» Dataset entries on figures

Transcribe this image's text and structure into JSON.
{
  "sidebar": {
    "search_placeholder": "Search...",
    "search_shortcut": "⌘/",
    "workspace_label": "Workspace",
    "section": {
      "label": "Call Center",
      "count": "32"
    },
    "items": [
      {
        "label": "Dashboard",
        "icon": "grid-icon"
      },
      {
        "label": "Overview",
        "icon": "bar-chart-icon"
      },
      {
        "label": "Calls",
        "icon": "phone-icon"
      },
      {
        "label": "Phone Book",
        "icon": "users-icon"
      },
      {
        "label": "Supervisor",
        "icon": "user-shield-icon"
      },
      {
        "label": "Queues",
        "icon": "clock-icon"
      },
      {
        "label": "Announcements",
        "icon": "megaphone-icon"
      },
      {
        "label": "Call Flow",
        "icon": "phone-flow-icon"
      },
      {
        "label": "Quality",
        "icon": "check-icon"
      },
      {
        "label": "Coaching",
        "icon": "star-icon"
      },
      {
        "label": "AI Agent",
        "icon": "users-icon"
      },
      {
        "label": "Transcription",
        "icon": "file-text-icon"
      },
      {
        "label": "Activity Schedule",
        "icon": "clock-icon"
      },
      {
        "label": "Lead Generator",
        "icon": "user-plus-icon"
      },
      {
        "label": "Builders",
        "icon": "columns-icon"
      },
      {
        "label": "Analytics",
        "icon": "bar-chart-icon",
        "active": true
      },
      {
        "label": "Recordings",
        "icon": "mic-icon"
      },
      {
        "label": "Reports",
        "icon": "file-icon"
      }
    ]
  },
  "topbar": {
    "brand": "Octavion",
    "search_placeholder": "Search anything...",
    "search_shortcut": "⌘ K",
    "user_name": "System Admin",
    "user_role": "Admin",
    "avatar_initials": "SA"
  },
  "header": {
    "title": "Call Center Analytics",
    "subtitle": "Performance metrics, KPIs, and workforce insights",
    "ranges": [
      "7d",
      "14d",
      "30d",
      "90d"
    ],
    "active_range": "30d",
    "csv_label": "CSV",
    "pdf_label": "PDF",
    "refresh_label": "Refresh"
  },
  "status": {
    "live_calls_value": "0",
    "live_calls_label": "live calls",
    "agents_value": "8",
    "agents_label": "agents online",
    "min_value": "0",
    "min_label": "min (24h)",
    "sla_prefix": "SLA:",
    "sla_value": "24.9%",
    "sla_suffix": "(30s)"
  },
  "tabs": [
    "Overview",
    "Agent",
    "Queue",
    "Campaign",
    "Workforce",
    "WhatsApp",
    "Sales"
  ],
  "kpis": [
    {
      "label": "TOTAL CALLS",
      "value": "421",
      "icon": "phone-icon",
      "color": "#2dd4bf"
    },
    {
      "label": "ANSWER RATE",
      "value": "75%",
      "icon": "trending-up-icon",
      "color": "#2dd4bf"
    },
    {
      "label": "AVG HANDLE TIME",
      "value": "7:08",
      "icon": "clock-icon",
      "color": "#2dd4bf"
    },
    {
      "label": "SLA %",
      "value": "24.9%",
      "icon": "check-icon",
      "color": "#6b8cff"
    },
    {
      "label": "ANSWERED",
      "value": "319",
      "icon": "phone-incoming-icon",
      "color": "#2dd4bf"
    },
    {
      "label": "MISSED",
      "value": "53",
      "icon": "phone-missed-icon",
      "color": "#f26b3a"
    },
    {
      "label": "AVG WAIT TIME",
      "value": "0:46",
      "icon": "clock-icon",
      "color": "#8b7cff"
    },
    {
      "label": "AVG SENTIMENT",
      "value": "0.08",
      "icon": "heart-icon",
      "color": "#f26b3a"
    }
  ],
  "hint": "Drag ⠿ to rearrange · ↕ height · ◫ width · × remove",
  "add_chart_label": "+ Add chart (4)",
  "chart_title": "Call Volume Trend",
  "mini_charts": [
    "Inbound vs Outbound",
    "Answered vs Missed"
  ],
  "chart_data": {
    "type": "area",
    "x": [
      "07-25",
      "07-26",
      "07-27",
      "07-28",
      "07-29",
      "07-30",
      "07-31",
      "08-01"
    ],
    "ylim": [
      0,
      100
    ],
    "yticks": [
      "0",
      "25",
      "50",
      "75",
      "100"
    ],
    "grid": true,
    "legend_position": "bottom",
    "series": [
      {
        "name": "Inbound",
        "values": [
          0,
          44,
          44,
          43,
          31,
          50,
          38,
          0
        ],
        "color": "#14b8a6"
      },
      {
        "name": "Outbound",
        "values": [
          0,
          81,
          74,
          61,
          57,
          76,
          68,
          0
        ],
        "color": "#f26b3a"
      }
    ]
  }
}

» To be done
Once more, set down the full listing, verbatim.

» Result of the exercise
Transcribe this image's text and structure into JSON.
{
  "sidebar": {
    "search_placeholder": "Search...",
    "search_shortcut": "⌘/",
    "workspace_label": "Workspace",
    "section": {
      "label": "Call Center",
      "count": "32"
    },
    "items": [
      {
        "label": "Dashboard",
        "icon": "grid-icon"
      },
      {
        "label": "Overview",
        "icon": "bar-chart-icon"
      },
      {
        "label": "Calls",
        "icon": "phone-icon"
      },
      {
        "label": "Phone Book",
        "icon": "users-icon"
      },
      {
        "label": "Supervisor",
        "icon": "user-shield-icon"
      },
      {
        "label": "Queues",
        "icon": "clock-icon"
      },
      {
        "label": "Announcements",
        "icon": "megaphone-icon"
      },
      {
        "label": "Call Flow",
        "icon": "phone-flow-icon"
      },
      {
        "label": "Quality",
        "icon": "check-icon"
      },
      {
        "label": "Coaching",
        "icon": "star-icon"
      },
      {
        "label": "AI Agent",
        "icon": "users-icon"
      },
      {
        "label": "Transcription",
        "icon": "file-text-icon"
      },
      {
        "label": "Activity Schedule",
        "icon": "clock-icon"
      },
      {
        "label": "Lead Generator",
        "icon": "user-plus-icon"
      },
      {
        "label": "Builders",
        "icon": "columns-icon"
      },
      {
        "label": "Analytics",
        "icon": "bar-chart-icon",
        "active": true
      },
      {
        "label": "Recordings",
        "icon": "mic-icon"
      },
      {
        "label": "Reports",
        "icon": "file-icon"
      }
    ]
  },
  "topbar": {
    "brand": "Octavion",
    "search_placeholder": "Search anything...",
    "search_shortcut": "⌘ K",
    "user_name": "System Admin",
    "user_role": "Admin",
    "avatar_initials": "SA"
  },
  "header": {
    "title": "Call Center Analytics",
    "subtitle": "Performance metrics, KPIs, and workforce insights",
    "ranges": [
      "7d",
      "14d",
      "30d",
      "90d"
    ],
    "active_range": "30d",
    "csv_label": "CSV",
    "pdf_label": "PDF",
    "refresh_label": "Refresh"
  },
  "status": {
    "live_calls_value": "0",
    "live_calls_label": "live calls",
    "agents_value": "8",
    "agents_label": "agents online",
    "min_value": "0",
    "min_label": "min (24h)",
    "sla_prefix": "SLA:",
    "sla_value": "24.9%",
    "sla_suffix": "(30s)"
  },
  "tabs": [
    "Overview",
    "Agent",
    "Queue",
    "Campaign",
    "Workforce",
    "WhatsApp",
    "Sales"
  ],
  "kpis": [
    {
      "label": "TOTAL CALLS",
      "value": "421",
      "icon": "phone-icon",
      "color": "#2dd4bf"
    },
    {
      "label": "ANSWER RATE",
      "value": "75%",
      "icon": "trending-up-icon",
      "color": "#2dd4bf"
    },
    {
      "label": "AVG HANDLE TIME",
      "value": "7:08",
      "icon": "clock-icon",
      "color": "#2dd4bf"
    },
    {
      "label": "SLA %",
      "value": "24.9%",
      "icon": "check-icon",
      "color": "#6b8cff"
    },
    {
      "label": "ANSWERED",
      "value": "319",
      "icon": "phone-incoming-icon",
      "color": "#2dd4bf"
    },
    {
      "label": "MISSED",
      "value": "53",
      "icon": "phone-missed-icon",
      "color": "#f26b3a"
    },
    {
      "label": "AVG WAIT TIME",
      "value": "0:46",
      "icon": "clock-icon",
      "color": "#8b7cff"
    },
    {
      "label": "AVG SENTIMENT",
      "value": "0.08",
      "icon": "heart-icon",
      "color": "#f26b3a"
    }
  ],
  "hint": "Drag ⠿ to rearrange · ↕ height · ◫ width · × remove",
  "add_chart_label": "+ Add chart (4)",
  "chart_title": "Call Volume Trend",
  "mini_charts": [
    "Inbound vs Outbound",
    "Answered vs Missed"
  ],
  "chart_data": {
    "type": "area",
    "x": [
      "07-25",
      "07-26",
      "07-27",
      "07-28",
      "07-29",
      "07-30",
      "07-31",
      "08-01"
    ],
    "ylim": [
      0,
      100
    ],
    "yticks": [
      "0",
      "25",
      "50",
      "75",
      "100"
    ],
    "grid": true,
    "legend_position": "bottom",
    "series": [
      {
        "name": "Inbound",
        "values": [
          0,
          44,
          44,
          43,
          31,
          50,
          38,
          0
        ],
        "color": "#14b8a6"
      },
      {
        "name": "Outbound",
        "values": [
          0,
          81,
          74,
          61,
          57,
          76,
          68,
          0
        ],
        "color": "#f26b3a"
      }
    ]
  }
}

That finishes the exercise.